Fragmento seleccionado:
Paradójicamente, hoy menos que nunca, nada parece estar
libre de las fantasías y los terrores milenaristas. Y
no a pesar de la racionalidad tecnológica sino precisamente
por ella.
En Independence Day, la faraónica maquinaria de
la invasión alienígena (y con ella toda una civilización)
colapsa por un discreto virus informático colocado por
la resistencia terráquea. Esta desproporción es
clave. En el tamaño y la complejidad del organismo reside
su propia vulnerabilidad. Una estructura elemental (digital,
binaria, sí-no, cero-uno)
ha disparado formas de altísima centralización
tecnológica. Ha permitido arquitecturas deslumbrantes
a condición de organizarlo todo. Una mónada leibniziana
todo lo puebla,
y un maná lo recorre y lo anima. El byte es la mónada.
La microelectricidad es maná.
Pero este gran poder,
y ese es el asunto, es extremadamente frágil. Sabotear
esta civilización es ahora un arte sencillo: por micróscópico
que sea el punto en el que se ejerza la acción de sabotaje,
sus consecuencias serán incalculables. Hackers,
terroristas informáticos, virus, enfermedades, errores.

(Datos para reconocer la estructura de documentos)
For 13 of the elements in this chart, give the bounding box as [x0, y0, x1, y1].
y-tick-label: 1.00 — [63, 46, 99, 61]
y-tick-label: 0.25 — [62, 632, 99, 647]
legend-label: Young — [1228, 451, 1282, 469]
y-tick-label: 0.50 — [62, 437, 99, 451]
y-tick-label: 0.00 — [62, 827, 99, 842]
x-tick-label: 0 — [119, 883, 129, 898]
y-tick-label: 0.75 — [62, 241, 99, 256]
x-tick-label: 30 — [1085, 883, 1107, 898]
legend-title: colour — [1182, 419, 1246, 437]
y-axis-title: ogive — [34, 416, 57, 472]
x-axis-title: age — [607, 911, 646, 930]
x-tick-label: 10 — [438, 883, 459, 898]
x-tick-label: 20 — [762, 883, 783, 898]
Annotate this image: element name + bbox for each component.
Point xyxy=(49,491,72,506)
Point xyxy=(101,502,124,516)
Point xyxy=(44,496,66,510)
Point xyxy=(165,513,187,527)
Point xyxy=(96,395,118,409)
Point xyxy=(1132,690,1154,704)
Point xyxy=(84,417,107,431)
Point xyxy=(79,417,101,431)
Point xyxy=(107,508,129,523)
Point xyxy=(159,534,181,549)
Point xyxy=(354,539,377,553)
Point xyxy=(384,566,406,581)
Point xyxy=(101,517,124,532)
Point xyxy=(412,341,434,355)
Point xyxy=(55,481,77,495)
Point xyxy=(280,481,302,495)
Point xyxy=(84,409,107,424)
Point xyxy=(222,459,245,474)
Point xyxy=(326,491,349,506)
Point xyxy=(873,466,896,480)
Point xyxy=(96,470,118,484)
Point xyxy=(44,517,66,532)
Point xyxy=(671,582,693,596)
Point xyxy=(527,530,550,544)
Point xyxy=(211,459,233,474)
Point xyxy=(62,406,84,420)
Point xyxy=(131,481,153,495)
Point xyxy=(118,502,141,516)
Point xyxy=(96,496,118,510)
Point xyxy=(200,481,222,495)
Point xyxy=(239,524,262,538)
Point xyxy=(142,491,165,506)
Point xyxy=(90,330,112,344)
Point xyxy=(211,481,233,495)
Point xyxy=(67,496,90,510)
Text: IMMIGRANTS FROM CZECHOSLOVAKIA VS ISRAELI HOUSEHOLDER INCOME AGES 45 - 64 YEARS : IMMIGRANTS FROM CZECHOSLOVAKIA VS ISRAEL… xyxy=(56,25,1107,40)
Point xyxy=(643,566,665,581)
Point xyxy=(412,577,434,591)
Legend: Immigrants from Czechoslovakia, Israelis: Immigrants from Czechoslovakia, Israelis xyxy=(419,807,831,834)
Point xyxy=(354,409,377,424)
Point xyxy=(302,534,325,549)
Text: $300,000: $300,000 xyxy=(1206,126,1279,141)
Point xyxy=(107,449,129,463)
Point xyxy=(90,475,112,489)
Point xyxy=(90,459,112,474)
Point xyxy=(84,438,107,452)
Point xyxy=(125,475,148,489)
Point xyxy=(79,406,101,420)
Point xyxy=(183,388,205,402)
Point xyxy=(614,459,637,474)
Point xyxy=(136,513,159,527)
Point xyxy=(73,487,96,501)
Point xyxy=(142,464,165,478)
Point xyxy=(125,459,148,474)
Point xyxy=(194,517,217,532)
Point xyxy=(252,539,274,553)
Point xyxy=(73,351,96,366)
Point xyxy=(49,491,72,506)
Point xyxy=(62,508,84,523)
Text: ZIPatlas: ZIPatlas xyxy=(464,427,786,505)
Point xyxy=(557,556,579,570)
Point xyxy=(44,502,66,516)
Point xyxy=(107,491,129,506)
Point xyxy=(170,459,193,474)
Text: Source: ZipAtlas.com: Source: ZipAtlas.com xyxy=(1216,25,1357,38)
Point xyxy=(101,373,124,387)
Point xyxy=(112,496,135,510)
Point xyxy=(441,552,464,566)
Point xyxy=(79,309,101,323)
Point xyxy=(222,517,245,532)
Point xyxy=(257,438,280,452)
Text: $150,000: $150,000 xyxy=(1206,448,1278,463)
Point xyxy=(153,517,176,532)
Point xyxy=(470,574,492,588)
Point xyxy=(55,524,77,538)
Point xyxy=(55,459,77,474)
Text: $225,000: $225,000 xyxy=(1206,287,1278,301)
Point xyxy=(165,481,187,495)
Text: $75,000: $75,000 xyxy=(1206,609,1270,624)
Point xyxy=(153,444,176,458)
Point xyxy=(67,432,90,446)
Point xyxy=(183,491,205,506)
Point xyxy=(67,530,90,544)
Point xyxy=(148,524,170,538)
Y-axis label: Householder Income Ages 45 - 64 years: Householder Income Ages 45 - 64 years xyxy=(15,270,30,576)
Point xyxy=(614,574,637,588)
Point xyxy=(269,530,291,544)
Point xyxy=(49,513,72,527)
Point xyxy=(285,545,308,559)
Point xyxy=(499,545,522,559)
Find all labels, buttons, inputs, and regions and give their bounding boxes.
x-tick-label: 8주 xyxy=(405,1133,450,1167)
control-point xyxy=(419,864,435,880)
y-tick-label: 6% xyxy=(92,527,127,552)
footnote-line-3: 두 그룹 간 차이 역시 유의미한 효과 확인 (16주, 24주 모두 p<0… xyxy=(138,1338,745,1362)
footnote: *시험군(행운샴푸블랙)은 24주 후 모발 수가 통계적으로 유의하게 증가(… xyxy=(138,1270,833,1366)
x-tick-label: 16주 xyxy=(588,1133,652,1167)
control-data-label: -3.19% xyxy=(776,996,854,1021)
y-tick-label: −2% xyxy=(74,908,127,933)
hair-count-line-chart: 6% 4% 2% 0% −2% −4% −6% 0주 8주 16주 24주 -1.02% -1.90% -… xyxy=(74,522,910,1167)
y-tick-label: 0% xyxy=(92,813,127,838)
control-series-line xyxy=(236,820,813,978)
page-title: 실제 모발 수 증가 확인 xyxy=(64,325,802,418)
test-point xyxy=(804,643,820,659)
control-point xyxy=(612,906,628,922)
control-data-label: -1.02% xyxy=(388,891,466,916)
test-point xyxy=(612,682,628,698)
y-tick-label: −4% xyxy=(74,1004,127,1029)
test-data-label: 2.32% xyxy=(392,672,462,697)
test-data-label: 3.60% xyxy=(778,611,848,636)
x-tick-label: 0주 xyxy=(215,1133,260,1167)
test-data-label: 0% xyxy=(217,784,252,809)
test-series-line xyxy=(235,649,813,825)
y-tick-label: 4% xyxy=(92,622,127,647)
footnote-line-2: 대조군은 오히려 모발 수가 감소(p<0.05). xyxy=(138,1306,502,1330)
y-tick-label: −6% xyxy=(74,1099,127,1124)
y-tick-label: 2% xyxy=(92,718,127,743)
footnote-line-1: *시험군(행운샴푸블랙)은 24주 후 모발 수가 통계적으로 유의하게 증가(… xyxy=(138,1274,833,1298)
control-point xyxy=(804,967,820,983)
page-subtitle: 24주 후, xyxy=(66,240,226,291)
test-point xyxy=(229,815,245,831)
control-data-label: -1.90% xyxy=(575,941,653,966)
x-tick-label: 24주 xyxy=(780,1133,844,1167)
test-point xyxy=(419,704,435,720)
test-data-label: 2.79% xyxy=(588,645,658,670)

Tareas:
a) Repite el pasaje del texto sobre la fragilidad tecnológica comprendido entre "Paradójicamente, hoy menos" y "binaria, sí-no, cero-uno)", ambos incluidos.
b) Escribe la parte siguiente del texto sobre la fragilidad de la civilización tecnológica, empezando justo después de su última oración.

Respuestas:
a)
Paradójicamente, hoy menos que nunca, nada parece estar
libre de las fantasías y los terrores milenaristas. Y
no a pesar de la racionalidad tecnológica sino precisamente
por ella.
En Independence Day, la faraónica maquinaria de
la invasión alienígena (y con ella toda una civilización)
colapsa por un discreto virus informático colocado por
la resistencia terráquea. Esta desproporción es
clave. En el tamaño y la complejidad del organismo reside
su propia vulnerabilidad. Una estructura elemental (digital,
binaria, sí-no, cero-uno)

b)
Un escenario medieval barullento y un poco loco puebla el ciberespacio.
Parecen haberse acabado los tiempos de la guerra fría
y su dialéctica infantil (¿qué dialéctica
no lo es?), donde dos bandos discretos y reconocibles se disputaban
cansinamente una hegemonía, soñando ambos con la
aniquilación del adversario. Todos nuestros problemas
empezaban y terminaban en la gran conspiración enemiga.
La civilización iba a sucumbir con un gran estallido final,
luego de un vasto complot y de un violento enfrentamiento.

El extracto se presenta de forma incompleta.